■ EXERCISE DETAILS ■
Extract each line of the records below that contains the word "title".

■ MATERIAL FOR THIS TASK ■
--*--

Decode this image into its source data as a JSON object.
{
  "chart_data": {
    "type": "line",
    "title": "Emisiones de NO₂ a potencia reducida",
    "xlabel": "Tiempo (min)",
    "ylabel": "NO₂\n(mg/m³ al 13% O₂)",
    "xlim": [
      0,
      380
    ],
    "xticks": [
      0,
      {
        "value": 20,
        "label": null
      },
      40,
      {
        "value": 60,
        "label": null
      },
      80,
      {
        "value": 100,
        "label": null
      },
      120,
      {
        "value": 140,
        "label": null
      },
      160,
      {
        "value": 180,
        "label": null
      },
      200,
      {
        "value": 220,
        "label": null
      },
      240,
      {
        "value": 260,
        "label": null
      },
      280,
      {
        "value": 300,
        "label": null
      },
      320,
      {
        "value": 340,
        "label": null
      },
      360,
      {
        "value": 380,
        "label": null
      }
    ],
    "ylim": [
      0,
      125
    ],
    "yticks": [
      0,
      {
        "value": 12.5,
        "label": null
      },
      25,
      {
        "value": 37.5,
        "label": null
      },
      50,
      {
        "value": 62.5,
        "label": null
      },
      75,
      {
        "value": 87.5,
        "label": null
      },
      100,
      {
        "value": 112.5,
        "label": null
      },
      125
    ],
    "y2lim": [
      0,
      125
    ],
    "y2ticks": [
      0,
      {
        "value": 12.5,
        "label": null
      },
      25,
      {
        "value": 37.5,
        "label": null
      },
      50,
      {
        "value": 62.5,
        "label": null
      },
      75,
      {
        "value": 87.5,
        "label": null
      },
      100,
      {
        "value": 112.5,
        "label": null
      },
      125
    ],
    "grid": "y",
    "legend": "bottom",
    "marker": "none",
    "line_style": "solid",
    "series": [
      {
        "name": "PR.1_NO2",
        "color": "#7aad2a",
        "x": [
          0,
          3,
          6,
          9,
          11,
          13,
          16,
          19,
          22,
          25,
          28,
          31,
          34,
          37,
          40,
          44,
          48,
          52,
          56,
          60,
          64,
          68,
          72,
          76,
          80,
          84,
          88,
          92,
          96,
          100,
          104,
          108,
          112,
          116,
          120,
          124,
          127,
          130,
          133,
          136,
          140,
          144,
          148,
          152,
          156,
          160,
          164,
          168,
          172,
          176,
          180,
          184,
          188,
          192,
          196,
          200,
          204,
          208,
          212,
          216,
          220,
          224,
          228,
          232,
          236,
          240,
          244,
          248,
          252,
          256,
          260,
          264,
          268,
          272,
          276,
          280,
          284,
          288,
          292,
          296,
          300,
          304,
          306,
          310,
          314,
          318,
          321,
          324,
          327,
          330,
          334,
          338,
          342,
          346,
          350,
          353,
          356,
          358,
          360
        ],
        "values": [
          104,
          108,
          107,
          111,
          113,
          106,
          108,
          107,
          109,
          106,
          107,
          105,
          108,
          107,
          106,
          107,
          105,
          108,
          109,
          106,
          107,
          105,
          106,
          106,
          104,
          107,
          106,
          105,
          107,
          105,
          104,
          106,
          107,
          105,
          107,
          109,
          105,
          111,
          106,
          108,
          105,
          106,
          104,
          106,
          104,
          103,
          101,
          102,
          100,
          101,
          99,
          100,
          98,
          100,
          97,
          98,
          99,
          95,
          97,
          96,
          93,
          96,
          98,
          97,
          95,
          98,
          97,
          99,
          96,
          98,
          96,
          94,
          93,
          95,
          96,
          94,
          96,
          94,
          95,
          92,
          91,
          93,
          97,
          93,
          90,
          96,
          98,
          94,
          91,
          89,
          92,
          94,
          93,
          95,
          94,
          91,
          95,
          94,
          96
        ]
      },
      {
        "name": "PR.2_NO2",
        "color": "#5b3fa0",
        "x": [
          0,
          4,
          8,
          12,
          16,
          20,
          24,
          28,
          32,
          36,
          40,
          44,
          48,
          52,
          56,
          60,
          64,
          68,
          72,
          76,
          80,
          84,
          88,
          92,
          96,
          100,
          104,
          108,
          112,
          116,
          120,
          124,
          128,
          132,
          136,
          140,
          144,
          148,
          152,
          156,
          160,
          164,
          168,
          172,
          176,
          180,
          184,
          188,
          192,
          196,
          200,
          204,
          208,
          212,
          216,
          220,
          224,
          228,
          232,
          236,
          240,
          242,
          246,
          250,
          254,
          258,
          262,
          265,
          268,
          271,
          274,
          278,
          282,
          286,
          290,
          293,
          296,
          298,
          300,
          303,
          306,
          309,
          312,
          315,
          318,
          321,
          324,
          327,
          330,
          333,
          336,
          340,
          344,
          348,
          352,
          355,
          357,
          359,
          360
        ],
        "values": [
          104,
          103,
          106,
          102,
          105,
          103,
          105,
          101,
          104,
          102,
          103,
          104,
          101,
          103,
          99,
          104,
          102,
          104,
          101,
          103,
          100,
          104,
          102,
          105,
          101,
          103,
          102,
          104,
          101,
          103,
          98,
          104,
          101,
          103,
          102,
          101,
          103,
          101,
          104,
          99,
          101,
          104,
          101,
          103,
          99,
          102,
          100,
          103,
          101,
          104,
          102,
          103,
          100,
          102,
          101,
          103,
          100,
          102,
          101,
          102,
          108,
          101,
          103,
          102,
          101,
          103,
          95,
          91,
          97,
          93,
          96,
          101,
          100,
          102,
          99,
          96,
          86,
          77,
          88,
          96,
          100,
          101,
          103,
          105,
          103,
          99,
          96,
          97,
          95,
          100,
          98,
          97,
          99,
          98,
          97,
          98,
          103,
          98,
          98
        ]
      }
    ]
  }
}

--*--

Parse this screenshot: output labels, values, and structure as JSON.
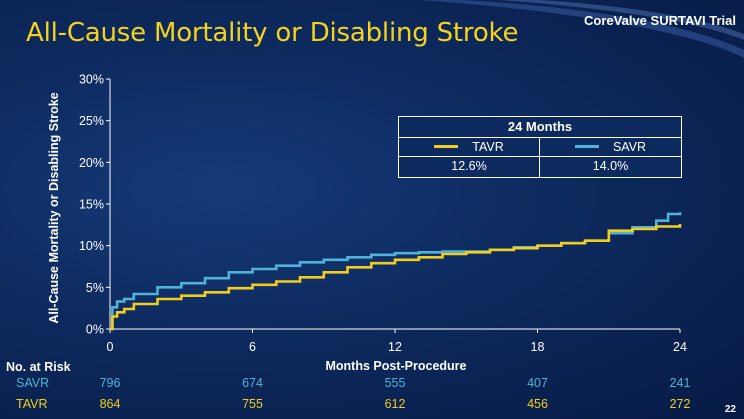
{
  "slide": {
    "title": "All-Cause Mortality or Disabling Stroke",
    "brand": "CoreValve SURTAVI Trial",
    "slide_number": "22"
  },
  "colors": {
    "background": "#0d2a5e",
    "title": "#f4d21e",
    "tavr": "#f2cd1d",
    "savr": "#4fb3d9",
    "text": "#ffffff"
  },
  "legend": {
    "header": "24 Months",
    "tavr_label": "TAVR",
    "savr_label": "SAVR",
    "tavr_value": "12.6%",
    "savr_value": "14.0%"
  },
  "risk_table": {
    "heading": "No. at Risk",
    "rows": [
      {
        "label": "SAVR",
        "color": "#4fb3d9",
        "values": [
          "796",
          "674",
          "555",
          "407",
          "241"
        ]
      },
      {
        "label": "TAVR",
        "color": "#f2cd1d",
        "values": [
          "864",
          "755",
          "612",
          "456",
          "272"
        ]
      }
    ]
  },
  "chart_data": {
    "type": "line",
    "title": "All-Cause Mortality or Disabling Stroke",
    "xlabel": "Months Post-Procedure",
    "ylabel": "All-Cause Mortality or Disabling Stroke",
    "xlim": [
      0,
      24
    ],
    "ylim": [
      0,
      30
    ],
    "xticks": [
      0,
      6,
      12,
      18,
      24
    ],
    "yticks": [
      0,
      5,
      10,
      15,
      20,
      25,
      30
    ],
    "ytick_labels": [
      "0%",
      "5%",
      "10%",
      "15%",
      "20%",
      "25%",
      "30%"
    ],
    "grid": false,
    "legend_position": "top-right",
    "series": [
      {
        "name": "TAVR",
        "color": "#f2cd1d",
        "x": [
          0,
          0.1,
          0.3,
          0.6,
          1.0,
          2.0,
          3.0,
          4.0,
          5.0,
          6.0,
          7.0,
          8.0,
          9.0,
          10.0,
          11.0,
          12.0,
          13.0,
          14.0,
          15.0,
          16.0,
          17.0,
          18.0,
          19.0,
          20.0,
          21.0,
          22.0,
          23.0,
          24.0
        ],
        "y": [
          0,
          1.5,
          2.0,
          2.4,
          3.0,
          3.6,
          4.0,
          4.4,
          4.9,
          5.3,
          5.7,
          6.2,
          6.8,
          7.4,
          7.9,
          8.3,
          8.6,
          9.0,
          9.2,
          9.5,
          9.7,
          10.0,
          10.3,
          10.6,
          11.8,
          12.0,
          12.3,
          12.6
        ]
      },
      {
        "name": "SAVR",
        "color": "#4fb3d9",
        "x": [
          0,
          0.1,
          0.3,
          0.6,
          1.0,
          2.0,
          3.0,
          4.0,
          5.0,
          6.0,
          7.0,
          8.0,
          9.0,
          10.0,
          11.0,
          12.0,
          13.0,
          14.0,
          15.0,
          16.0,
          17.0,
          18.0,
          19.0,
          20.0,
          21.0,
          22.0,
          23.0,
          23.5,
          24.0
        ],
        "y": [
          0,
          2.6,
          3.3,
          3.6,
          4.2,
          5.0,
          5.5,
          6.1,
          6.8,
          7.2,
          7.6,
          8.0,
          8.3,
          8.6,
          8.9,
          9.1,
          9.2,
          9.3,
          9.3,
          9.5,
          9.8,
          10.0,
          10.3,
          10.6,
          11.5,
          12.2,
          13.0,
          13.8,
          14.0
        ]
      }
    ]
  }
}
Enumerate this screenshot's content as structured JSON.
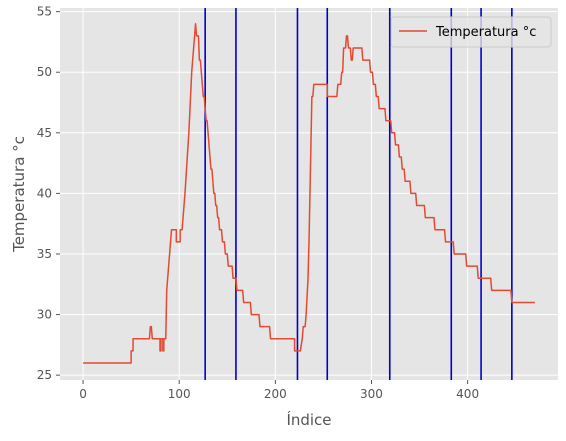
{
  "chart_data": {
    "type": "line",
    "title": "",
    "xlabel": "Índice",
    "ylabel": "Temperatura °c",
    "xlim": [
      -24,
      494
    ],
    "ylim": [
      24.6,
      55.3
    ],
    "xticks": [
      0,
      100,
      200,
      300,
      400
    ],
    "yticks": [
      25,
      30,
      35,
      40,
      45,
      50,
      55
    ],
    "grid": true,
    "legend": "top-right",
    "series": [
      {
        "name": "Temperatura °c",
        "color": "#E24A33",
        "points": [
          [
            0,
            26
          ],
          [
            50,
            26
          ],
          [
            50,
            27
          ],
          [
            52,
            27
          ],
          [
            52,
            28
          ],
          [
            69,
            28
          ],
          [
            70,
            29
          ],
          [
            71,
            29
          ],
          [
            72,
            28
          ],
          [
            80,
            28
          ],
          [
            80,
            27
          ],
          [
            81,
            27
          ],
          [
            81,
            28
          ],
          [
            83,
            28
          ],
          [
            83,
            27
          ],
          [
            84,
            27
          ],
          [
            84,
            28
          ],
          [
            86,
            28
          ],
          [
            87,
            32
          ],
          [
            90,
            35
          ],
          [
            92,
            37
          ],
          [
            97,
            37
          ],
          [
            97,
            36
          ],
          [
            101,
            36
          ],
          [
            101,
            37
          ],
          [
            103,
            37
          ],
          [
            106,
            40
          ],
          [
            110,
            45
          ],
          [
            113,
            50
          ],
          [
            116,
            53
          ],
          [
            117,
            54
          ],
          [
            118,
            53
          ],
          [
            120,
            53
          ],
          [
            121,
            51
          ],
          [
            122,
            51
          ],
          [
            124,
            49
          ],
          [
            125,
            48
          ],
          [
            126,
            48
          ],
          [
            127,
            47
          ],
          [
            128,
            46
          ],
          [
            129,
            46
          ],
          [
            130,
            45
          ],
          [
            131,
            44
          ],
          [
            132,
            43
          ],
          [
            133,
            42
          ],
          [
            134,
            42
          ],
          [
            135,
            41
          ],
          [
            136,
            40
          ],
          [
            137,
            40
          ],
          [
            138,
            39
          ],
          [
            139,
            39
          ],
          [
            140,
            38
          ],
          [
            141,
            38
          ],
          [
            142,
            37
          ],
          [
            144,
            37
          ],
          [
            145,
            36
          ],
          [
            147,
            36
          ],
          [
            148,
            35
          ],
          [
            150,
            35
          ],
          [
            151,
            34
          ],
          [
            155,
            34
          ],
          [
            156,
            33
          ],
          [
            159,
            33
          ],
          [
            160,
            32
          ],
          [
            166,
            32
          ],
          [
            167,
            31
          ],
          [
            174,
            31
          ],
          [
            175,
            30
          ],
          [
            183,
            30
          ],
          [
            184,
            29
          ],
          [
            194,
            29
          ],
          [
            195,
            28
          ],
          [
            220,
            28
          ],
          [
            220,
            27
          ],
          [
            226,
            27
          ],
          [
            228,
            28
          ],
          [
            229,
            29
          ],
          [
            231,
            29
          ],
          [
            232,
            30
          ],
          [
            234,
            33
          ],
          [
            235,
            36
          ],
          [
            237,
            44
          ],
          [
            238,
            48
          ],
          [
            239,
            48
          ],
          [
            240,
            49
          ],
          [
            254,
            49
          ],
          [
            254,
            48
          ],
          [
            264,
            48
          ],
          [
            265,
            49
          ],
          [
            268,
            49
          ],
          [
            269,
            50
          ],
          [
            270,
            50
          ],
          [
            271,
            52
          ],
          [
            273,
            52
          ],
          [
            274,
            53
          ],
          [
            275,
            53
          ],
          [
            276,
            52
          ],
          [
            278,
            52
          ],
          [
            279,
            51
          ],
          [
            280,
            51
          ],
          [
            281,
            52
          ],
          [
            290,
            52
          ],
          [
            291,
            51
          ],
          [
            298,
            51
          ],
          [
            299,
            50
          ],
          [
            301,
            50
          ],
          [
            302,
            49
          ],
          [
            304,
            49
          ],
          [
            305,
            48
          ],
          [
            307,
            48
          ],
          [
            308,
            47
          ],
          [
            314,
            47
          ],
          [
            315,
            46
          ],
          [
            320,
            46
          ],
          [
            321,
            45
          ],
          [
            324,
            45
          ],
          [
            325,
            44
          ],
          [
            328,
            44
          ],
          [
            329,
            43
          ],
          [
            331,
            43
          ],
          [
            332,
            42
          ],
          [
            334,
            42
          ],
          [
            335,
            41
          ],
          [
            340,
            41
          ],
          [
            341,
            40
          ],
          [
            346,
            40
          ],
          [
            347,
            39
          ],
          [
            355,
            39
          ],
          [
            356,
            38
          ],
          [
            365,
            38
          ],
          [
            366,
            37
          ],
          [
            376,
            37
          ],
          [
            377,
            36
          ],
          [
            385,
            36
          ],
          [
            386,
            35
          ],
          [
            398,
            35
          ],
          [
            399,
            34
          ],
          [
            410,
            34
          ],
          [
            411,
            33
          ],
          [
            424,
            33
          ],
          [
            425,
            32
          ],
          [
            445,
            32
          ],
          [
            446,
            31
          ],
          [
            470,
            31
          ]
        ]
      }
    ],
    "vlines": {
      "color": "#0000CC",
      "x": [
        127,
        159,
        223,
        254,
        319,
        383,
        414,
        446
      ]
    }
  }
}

--*--

■ RESPONSE TO THE TASK ■
    "title": "Emisiones de NO₂ a potencia reducida",
    "title": "All-Cause Mortality or Disabling Stroke",
    "title": "#f4d21e",
    "title": "All-Cause Mortality or Disabling Stroke",
    "title": "",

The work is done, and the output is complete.